DO THIS:
Check every line of the entries for "field", and copy the lines that hold it.

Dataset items

>> BEGIN

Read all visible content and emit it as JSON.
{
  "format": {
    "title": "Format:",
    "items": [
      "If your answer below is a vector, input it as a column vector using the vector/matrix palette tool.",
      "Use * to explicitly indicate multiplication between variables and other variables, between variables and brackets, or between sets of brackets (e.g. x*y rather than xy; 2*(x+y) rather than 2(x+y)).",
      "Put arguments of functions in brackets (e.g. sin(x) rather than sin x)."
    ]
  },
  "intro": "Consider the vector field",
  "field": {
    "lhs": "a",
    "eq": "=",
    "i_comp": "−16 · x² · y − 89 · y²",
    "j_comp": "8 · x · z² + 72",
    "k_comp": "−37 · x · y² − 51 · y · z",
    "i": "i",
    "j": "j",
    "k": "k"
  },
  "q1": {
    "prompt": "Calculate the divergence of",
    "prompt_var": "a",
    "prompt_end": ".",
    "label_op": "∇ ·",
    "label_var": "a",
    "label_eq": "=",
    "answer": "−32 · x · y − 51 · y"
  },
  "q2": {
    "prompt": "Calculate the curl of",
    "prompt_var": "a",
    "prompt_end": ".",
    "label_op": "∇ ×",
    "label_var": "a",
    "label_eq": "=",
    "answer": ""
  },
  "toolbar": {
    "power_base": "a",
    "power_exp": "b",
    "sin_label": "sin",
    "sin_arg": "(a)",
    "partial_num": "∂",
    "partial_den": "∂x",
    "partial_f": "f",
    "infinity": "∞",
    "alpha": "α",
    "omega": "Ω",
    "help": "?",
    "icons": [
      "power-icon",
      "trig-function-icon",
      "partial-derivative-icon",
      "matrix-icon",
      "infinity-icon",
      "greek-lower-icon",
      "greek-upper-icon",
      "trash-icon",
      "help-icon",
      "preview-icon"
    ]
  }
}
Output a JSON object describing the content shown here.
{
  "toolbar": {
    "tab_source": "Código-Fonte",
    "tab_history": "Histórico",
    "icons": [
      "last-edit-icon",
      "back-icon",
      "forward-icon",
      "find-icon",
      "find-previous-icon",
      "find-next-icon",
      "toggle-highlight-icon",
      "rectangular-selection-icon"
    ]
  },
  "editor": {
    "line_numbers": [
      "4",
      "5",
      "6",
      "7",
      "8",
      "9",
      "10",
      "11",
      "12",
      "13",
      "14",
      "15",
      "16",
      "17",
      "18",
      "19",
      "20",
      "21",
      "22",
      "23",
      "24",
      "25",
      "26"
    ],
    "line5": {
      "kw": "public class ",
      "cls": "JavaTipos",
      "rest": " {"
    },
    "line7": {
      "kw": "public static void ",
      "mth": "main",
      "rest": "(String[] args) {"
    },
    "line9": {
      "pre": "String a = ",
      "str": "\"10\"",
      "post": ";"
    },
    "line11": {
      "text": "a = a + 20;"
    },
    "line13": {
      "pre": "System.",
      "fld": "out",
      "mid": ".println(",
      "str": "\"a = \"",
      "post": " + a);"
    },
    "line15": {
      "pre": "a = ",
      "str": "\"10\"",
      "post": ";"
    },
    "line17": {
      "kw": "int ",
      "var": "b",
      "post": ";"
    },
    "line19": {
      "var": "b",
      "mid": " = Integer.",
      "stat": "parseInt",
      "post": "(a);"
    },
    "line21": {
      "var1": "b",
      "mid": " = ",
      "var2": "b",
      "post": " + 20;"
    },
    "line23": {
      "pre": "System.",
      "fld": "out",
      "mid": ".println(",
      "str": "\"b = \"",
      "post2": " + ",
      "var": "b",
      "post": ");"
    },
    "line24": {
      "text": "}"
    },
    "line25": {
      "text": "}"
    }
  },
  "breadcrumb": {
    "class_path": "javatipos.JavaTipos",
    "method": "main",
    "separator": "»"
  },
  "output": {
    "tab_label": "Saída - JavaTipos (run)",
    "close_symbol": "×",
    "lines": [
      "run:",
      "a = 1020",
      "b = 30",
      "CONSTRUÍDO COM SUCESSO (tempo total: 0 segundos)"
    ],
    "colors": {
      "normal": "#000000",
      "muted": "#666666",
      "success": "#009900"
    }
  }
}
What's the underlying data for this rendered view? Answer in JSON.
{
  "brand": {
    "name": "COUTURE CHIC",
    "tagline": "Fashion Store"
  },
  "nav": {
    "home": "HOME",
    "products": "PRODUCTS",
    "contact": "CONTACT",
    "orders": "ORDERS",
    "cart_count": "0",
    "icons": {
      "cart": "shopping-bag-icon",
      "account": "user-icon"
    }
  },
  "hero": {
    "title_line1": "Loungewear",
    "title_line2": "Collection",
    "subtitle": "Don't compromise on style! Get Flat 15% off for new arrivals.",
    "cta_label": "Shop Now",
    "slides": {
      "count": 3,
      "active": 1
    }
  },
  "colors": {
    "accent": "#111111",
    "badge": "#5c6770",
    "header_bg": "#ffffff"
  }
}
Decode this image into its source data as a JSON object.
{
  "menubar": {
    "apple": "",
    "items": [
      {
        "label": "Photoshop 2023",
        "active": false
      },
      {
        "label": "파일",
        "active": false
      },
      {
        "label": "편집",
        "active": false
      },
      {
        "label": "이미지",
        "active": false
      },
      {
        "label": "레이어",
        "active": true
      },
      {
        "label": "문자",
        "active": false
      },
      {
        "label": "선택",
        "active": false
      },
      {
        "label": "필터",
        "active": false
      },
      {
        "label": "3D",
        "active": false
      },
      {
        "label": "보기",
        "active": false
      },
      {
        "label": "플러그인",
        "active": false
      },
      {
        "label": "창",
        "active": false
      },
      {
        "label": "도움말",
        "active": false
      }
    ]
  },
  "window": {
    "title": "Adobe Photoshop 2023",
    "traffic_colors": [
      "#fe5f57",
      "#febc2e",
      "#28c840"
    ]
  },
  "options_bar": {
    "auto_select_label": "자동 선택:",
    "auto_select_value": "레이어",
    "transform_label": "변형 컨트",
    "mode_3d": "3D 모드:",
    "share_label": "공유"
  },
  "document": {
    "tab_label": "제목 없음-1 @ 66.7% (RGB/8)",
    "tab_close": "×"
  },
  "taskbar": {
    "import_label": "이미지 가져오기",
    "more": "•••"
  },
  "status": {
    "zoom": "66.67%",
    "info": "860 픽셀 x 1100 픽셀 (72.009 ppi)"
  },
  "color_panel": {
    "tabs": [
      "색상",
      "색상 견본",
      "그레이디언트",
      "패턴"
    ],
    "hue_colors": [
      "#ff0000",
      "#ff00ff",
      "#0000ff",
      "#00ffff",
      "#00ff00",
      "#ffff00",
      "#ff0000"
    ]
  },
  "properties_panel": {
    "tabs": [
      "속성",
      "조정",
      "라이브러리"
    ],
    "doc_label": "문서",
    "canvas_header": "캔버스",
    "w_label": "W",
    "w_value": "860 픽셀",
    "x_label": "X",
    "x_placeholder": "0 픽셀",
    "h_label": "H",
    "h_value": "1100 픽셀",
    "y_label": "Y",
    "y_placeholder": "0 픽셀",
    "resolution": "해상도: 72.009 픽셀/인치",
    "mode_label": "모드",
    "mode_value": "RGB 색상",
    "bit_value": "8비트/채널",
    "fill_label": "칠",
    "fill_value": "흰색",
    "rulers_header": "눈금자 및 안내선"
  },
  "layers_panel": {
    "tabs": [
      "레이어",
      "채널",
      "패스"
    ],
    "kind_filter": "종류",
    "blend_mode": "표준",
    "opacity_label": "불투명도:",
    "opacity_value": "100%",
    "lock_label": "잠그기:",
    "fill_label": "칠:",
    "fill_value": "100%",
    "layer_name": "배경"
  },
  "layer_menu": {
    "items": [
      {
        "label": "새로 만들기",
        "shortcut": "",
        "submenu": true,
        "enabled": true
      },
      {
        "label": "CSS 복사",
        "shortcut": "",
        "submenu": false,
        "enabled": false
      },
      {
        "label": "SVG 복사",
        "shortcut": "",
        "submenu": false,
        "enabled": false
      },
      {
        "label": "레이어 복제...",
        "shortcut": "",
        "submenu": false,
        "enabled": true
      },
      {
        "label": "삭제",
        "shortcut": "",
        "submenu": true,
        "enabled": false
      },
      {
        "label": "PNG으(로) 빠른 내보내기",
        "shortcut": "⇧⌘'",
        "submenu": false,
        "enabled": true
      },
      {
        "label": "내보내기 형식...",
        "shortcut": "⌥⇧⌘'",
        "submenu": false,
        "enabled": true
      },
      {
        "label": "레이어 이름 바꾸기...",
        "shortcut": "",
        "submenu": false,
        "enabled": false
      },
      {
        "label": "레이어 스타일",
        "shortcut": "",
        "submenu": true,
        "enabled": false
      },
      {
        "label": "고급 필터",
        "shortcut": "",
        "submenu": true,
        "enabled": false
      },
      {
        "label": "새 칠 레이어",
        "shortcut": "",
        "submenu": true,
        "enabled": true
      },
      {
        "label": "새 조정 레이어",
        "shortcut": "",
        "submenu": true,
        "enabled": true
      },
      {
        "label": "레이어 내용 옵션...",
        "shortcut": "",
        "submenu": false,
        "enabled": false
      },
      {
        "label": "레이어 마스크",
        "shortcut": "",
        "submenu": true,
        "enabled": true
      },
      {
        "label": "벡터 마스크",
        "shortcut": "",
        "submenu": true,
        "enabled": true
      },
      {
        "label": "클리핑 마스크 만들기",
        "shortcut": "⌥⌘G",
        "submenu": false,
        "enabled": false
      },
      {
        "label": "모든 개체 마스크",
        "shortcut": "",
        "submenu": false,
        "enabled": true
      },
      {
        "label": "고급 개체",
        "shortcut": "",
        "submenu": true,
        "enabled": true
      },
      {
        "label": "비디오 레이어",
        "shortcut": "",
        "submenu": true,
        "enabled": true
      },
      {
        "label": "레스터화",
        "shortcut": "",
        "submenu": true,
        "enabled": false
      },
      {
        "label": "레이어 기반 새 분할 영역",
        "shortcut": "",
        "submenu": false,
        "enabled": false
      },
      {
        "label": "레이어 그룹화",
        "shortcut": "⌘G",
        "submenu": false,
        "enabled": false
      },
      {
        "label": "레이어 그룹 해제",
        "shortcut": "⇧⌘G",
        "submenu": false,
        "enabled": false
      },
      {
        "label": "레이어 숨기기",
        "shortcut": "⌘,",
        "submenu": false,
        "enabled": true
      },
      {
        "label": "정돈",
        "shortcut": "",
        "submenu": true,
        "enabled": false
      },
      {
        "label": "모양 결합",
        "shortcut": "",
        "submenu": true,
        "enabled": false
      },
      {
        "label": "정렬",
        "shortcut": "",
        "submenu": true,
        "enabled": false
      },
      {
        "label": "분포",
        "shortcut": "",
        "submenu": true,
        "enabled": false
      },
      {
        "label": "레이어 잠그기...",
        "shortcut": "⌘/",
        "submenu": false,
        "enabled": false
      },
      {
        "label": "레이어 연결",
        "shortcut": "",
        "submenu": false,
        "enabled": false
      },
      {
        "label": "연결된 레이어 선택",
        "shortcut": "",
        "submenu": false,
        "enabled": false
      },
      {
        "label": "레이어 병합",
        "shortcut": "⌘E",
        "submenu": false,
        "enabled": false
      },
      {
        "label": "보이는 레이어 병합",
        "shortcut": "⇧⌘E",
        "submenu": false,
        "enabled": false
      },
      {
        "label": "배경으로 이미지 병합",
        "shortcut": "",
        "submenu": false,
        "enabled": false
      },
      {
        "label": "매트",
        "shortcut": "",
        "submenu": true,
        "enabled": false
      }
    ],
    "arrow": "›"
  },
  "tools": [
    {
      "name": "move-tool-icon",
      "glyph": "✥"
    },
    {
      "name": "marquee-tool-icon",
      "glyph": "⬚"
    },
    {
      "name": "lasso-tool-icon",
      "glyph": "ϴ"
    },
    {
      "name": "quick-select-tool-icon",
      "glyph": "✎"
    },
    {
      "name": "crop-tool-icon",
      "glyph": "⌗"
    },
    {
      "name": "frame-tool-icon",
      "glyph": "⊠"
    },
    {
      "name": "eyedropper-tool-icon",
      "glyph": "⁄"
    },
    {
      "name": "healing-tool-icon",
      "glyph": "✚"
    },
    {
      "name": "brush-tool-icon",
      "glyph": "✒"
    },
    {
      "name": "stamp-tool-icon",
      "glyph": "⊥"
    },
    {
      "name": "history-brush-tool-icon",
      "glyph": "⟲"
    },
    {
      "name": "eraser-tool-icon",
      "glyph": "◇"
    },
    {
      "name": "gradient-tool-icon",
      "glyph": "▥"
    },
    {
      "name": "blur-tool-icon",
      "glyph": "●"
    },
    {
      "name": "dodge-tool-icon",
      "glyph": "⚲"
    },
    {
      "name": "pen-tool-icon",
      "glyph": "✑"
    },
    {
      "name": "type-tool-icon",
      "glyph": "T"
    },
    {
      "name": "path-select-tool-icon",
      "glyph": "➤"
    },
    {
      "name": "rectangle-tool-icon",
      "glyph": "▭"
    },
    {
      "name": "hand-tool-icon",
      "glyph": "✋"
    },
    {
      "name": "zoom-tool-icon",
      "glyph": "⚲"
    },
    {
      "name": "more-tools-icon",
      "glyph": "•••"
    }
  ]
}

>> END

THE OUTPUT:
  "intro": "Consider the vector field",
  "field": {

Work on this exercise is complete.